▶ [Required work] Pull out every line in the rows below that contains the string "Sign", copying each one unchanged.

▶ [Source material]
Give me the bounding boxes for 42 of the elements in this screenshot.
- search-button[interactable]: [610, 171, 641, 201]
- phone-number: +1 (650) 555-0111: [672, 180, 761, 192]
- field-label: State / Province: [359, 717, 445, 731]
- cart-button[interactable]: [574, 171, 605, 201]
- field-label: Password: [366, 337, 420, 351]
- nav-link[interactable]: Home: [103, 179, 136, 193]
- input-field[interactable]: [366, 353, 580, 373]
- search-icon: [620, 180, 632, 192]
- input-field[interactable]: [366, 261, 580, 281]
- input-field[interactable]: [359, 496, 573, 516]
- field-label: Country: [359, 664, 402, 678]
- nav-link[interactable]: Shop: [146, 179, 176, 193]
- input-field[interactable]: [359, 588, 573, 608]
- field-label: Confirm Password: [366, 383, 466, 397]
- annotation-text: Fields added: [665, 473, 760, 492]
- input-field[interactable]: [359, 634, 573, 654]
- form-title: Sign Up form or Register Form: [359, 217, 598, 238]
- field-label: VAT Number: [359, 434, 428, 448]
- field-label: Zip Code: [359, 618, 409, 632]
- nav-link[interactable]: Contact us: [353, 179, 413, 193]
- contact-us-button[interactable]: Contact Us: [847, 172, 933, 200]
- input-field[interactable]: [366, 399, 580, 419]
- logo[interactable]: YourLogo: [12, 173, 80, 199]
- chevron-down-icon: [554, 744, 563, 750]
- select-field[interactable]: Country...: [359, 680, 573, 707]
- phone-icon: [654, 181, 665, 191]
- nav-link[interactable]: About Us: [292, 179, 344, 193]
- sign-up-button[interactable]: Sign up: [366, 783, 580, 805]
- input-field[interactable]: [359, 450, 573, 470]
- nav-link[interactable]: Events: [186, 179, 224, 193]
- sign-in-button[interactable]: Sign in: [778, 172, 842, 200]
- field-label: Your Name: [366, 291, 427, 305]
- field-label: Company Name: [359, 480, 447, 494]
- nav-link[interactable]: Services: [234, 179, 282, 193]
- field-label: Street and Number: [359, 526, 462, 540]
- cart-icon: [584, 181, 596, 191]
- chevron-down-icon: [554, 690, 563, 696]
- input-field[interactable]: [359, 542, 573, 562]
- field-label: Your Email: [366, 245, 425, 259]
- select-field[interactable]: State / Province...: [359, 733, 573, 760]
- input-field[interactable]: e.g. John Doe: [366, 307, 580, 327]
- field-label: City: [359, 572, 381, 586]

▶ [Answer to this problem]
- form-title: Sign Up form or Register Form: [359, 217, 598, 238]
- sign-up-button[interactable]: Sign up: [366, 783, 580, 805]
- sign-in-button[interactable]: Sign in: [778, 172, 842, 200]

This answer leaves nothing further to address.